### Records supplied
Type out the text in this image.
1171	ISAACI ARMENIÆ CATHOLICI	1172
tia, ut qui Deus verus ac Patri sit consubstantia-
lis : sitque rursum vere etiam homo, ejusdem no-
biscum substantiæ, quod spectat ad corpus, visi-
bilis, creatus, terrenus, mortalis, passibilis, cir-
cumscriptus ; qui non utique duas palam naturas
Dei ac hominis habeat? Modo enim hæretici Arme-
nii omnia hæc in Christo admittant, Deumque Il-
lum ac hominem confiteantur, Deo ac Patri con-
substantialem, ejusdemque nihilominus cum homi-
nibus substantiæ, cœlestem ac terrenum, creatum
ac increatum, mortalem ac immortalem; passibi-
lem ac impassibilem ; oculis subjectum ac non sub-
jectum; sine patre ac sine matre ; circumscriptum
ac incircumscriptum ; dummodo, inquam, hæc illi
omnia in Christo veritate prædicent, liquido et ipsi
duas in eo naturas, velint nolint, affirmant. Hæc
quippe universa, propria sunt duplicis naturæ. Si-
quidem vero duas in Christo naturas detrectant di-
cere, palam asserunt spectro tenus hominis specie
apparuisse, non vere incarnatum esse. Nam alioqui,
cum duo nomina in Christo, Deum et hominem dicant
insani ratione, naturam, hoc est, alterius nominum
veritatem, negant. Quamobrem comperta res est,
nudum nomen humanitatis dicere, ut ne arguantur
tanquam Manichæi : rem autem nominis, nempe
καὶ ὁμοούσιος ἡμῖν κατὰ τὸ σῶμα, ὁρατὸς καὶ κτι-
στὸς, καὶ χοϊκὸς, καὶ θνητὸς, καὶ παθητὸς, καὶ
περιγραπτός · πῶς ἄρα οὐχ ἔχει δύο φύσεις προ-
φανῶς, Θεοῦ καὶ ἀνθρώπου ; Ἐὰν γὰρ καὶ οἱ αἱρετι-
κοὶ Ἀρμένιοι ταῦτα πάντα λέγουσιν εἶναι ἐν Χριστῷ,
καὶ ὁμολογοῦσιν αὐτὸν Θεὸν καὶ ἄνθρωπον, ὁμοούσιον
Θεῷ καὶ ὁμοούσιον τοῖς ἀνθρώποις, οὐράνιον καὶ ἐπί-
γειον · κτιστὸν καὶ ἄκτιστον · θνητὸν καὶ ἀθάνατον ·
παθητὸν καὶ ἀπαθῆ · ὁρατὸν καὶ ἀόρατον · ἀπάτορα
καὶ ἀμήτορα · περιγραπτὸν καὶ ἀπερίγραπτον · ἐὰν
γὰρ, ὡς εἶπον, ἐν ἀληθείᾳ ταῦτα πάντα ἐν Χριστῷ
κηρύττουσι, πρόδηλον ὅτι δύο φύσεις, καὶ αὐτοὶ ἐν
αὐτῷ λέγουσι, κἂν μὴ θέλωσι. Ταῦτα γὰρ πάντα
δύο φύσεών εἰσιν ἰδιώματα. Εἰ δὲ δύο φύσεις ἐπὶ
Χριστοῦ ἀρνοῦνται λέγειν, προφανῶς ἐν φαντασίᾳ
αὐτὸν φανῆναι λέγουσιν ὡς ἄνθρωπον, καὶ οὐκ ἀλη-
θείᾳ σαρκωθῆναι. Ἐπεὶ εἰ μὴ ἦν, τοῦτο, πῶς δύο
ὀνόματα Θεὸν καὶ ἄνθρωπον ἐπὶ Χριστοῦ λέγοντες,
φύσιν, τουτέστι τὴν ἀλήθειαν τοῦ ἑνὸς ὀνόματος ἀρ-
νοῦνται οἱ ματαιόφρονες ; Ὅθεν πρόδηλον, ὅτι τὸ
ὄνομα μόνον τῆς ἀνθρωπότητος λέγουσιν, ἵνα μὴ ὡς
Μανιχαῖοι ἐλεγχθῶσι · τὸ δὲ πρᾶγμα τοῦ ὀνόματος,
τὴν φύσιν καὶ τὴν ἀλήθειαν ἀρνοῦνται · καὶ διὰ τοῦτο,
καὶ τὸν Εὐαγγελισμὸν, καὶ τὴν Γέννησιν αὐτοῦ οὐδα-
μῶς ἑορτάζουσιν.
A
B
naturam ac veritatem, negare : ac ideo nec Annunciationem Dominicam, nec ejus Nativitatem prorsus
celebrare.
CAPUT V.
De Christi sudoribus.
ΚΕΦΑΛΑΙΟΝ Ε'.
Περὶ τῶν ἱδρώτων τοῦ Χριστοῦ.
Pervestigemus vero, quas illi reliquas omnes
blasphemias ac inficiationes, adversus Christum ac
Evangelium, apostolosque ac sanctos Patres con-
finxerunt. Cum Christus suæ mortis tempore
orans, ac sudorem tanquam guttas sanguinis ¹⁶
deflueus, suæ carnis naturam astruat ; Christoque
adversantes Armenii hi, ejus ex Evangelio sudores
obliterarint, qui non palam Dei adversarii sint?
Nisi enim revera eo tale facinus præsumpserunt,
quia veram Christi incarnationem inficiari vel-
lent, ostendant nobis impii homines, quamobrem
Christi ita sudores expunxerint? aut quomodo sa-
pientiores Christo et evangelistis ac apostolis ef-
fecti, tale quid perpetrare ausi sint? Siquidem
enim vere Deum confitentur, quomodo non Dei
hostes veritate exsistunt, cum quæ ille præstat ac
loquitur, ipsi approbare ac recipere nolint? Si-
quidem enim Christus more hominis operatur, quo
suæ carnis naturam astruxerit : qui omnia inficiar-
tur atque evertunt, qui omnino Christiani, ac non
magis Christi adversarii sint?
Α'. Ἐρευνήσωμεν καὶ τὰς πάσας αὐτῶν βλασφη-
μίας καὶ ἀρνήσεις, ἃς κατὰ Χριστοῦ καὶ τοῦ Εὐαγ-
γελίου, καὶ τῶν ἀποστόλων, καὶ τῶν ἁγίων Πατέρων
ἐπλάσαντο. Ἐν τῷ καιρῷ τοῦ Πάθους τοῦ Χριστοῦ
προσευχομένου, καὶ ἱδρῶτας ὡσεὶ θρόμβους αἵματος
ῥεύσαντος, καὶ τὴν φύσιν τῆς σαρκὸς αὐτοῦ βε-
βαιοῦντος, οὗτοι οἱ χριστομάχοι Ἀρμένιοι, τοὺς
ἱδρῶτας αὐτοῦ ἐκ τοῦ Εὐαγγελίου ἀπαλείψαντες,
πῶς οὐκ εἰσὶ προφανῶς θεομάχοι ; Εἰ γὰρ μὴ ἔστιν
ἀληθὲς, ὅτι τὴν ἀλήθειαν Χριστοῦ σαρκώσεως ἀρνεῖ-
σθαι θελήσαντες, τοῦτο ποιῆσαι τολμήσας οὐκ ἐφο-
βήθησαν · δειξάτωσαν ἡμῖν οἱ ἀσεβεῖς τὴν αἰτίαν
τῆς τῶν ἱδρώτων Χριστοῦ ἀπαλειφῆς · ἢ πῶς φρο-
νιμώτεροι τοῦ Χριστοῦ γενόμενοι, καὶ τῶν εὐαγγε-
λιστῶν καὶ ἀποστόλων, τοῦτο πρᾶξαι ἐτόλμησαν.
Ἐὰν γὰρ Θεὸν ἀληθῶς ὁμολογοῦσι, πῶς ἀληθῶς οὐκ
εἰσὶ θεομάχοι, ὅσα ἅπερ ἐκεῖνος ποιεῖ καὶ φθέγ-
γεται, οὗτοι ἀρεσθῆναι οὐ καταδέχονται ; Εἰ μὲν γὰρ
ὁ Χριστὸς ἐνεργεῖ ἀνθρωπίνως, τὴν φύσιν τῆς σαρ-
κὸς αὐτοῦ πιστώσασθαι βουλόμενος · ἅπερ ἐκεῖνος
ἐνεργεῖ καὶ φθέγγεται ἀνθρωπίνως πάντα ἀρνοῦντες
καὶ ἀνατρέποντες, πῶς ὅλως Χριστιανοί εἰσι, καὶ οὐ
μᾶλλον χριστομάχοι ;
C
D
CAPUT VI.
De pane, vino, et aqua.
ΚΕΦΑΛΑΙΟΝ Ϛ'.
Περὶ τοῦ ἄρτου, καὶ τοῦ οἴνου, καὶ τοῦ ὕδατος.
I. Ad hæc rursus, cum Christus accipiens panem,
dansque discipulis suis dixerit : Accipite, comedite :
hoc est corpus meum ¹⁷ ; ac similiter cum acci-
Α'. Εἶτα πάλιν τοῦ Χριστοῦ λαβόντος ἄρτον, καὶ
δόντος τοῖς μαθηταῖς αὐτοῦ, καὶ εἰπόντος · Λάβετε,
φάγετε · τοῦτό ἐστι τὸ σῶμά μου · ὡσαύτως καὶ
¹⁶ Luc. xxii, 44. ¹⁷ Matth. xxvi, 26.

### Goal
Check every line for "Θεὸν" and show the ones that have it.

### Exercise solution
καὶ ὁμολογοῦσιν αὐτὸν Θεὸν καὶ ἄνθρωπον, ὁμοούσιον
ὀνόματα Θεὸν καὶ ἄνθρωπον ἐπὶ Χριστοῦ λέγοντες,
Ἐὰν γὰρ Θεὸν ἀληθῶς ὁμολογοῦσι, πῶς ἀληθῶς οὐκ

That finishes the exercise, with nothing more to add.